▶ **What the task requires**
Identify every line in the records below that contains the word "Enter", and copy each of those lines.

[Dataset items]
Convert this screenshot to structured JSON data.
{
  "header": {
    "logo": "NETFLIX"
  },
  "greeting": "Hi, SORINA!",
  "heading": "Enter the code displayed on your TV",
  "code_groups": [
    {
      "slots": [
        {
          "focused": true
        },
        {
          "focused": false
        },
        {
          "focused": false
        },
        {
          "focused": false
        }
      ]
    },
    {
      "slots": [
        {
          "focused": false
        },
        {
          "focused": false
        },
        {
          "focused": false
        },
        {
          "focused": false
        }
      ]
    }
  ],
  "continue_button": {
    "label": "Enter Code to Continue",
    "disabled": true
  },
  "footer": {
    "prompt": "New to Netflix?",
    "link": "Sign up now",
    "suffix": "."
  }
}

▶ **Correct result**
  "heading": "Enter the code displayed on your TV",
    "label": "Enter Code to Continue",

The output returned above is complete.